What you are asked to do: Please write the listing below out again exactly, leaving every picture behind.

BEGIN

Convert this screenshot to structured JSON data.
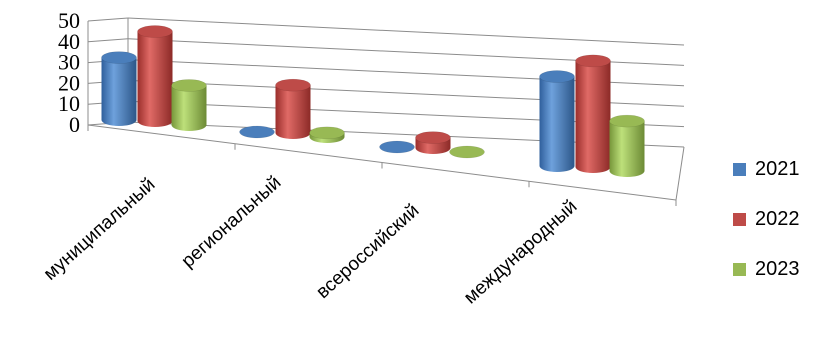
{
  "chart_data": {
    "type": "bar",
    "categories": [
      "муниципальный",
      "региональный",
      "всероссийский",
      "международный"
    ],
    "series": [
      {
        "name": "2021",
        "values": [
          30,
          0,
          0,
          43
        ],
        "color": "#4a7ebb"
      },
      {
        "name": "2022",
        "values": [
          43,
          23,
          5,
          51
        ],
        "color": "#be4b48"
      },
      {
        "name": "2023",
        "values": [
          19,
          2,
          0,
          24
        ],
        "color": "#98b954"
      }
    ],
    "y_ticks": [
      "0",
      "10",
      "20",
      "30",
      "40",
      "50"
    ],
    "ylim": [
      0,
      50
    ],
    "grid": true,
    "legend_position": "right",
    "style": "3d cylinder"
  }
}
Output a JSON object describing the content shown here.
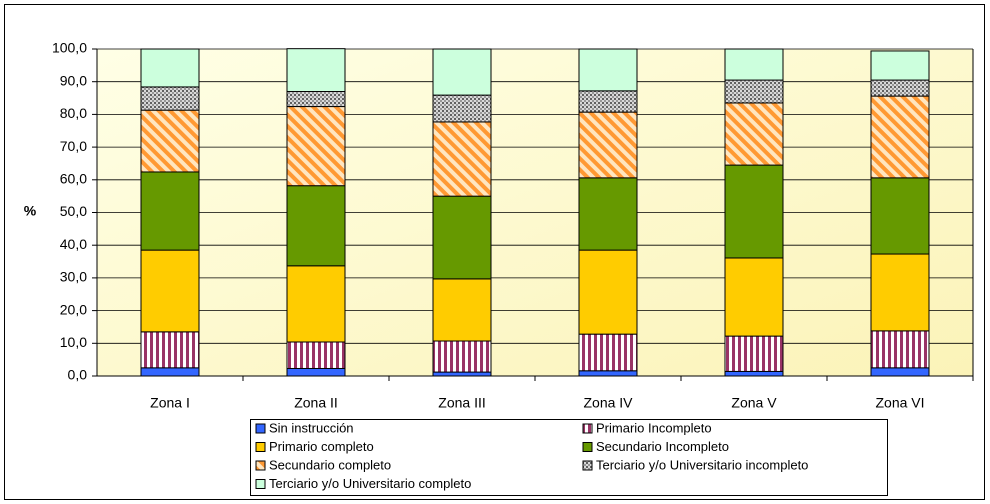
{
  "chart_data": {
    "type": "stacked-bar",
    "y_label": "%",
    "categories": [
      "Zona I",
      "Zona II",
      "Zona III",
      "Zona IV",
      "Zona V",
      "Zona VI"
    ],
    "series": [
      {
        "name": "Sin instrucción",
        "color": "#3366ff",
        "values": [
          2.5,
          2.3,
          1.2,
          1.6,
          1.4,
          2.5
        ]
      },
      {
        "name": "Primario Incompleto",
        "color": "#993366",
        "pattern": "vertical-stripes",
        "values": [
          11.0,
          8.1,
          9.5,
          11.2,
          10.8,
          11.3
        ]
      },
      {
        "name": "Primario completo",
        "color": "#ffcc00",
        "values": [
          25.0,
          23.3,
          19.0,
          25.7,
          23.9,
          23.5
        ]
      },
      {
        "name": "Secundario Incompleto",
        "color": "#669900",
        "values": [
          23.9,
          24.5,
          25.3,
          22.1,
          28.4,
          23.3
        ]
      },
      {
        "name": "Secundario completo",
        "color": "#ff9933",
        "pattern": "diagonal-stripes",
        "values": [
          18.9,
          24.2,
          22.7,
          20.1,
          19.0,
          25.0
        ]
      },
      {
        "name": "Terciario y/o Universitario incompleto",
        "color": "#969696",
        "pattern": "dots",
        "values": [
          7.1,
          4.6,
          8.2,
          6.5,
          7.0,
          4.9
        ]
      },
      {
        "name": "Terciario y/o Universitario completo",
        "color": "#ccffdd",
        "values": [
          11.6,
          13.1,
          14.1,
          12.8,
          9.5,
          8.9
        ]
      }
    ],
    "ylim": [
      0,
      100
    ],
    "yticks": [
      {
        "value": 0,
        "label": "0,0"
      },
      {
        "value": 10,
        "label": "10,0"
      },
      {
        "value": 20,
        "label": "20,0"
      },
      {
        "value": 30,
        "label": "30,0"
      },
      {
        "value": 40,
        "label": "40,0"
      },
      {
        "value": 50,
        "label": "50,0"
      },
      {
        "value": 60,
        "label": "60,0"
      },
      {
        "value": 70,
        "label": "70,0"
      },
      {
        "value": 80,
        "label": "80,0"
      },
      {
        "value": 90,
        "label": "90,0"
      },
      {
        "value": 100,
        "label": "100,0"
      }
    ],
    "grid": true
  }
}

END

Problem solution:
Convert this screenshot to structured JSON data.
{
  "chart_data": {
    "type": "bar",
    "categories": [
      "муниципальный",
      "региональный",
      "всероссийский",
      "международный"
    ],
    "series": [
      {
        "name": "2021",
        "values": [
          30,
          0,
          0,
          43
        ],
        "color": "#4a7ebb"
      },
      {
        "name": "2022",
        "values": [
          43,
          23,
          5,
          51
        ],
        "color": "#be4b48"
      },
      {
        "name": "2023",
        "values": [
          19,
          2,
          0,
          24
        ],
        "color": "#98b954"
      }
    ],
    "y_ticks": [
      "0",
      "10",
      "20",
      "30",
      "40",
      "50"
    ],
    "ylim": [
      0,
      50
    ],
    "grid": true,
    "legend_position": "right",
    "style": "3d cylinder"
  }
}
Output a JSON object describing the content shown here.
{
  "chart_data": {
    "type": "stacked-bar",
    "y_label": "%",
    "categories": [
      "Zona I",
      "Zona II",
      "Zona III",
      "Zona IV",
      "Zona V",
      "Zona VI"
    ],
    "series": [
      {
        "name": "Sin instrucción",
        "color": "#3366ff",
        "values": [
          2.5,
          2.3,
          1.2,
          1.6,
          1.4,
          2.5
        ]
      },
      {
        "name": "Primario Incompleto",
        "color": "#993366",
        "pattern": "vertical-stripes",
        "values": [
          11.0,
          8.1,
          9.5,
          11.2,
          10.8,
          11.3
        ]
      },
      {
        "name": "Primario completo",
        "color": "#ffcc00",
        "values": [
          25.0,
          23.3,
          19.0,
          25.7,
          23.9,
          23.5
        ]
      },
      {
        "name": "Secundario Incompleto",
        "color": "#669900",
        "values": [
          23.9,
          24.5,
          25.3,
          22.1,
          28.4,
          23.3
        ]
      },
      {
        "name": "Secundario completo",
        "color": "#ff9933",
        "pattern": "diagonal-stripes",
        "values": [
          18.9,
          24.2,
          22.7,
          20.1,
          19.0,
          25.0
        ]
      },
      {
        "name": "Terciario y/o Universitario incompleto",
        "color": "#969696",
        "pattern": "dots",
        "values": [
          7.1,
          4.6,
          8.2,
          6.5,
          7.0,
          4.9
        ]
      },
      {
        "name": "Terciario y/o Universitario completo",
        "color": "#ccffdd",
        "values": [
          11.6,
          13.1,
          14.1,
          12.8,
          9.5,
          8.9
        ]
      }
    ],
    "ylim": [
      0,
      100
    ],
    "yticks": [
      {
        "value": 0,
        "label": "0,0"
      },
      {
        "value": 10,
        "label": "10,0"
      },
      {
        "value": 20,
        "label": "20,0"
      },
      {
        "value": 30,
        "label": "30,0"
      },
      {
        "value": 40,
        "label": "40,0"
      },
      {
        "value": 50,
        "label": "50,0"
      },
      {
        "value": 60,
        "label": "60,0"
      },
      {
        "value": 70,
        "label": "70,0"
      },
      {
        "value": 80,
        "label": "80,0"
      },
      {
        "value": 90,
        "label": "90,0"
      },
      {
        "value": 100,
        "label": "100,0"
      }
    ],
    "grid": true
  }
}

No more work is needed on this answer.